_TASK DETAILS_
Copy out the data word for word, from its first line through the line containing "Point <box>114 708 135 723</box>", with both of those lines included.

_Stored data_
-*-
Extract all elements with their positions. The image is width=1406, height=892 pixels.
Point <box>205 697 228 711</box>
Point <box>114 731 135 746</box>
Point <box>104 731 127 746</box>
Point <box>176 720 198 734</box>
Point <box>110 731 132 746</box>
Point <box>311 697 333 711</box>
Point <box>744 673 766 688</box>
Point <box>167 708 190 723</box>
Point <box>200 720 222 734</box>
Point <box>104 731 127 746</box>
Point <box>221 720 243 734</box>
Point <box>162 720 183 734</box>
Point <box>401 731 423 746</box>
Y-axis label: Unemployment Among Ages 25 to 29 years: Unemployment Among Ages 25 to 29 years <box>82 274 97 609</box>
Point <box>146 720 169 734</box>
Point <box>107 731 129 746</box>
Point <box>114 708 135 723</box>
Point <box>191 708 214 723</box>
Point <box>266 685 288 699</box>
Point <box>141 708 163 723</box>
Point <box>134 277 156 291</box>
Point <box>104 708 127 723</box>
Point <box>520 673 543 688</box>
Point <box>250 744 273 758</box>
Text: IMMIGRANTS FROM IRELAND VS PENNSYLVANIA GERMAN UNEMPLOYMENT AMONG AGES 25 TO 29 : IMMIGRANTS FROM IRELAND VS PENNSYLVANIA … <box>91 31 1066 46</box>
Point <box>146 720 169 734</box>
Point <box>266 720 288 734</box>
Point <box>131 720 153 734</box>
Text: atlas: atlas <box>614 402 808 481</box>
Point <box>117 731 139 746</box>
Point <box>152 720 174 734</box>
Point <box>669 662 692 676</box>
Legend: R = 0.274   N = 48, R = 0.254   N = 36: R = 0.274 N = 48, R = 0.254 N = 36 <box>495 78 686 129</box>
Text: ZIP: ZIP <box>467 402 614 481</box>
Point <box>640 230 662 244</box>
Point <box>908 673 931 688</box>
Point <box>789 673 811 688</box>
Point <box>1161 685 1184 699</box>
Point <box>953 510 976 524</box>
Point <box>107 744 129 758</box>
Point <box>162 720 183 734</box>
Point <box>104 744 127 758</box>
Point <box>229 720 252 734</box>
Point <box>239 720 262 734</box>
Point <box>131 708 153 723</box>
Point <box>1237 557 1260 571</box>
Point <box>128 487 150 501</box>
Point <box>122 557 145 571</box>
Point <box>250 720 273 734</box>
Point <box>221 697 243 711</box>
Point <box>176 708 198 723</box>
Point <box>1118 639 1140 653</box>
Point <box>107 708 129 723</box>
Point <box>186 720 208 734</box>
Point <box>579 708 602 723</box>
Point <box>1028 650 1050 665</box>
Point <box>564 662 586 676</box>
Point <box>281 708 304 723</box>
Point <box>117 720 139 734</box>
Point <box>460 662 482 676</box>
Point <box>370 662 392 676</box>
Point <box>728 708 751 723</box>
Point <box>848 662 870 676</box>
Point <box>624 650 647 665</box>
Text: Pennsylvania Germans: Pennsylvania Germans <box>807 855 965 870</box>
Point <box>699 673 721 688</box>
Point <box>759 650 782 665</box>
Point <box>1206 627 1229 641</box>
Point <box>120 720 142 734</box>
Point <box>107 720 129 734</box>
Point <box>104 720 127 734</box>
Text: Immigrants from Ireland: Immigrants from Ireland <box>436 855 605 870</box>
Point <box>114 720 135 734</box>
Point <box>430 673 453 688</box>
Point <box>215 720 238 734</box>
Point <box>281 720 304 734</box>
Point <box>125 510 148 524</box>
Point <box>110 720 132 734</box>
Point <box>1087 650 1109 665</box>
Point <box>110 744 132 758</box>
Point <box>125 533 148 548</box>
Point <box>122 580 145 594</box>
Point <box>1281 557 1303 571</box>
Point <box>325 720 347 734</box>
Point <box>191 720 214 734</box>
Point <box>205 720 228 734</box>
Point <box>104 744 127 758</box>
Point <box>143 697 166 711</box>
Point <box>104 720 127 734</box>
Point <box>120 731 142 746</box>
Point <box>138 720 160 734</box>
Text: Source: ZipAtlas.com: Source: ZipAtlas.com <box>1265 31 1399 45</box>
-*-
_RESULT OF THIS TASK_
Extract all elements with their positions. The image is width=1406, height=892 pixels.
Point <box>205 697 228 711</box>
Point <box>114 731 135 746</box>
Point <box>104 731 127 746</box>
Point <box>176 720 198 734</box>
Point <box>110 731 132 746</box>
Point <box>311 697 333 711</box>
Point <box>744 673 766 688</box>
Point <box>167 708 190 723</box>
Point <box>200 720 222 734</box>
Point <box>104 731 127 746</box>
Point <box>221 720 243 734</box>
Point <box>162 720 183 734</box>
Point <box>401 731 423 746</box>
Y-axis label: Unemployment Among Ages 25 to 29 years: Unemployment Among Ages 25 to 29 years <box>82 274 97 609</box>
Point <box>146 720 169 734</box>
Point <box>107 731 129 746</box>
Point <box>114 708 135 723</box>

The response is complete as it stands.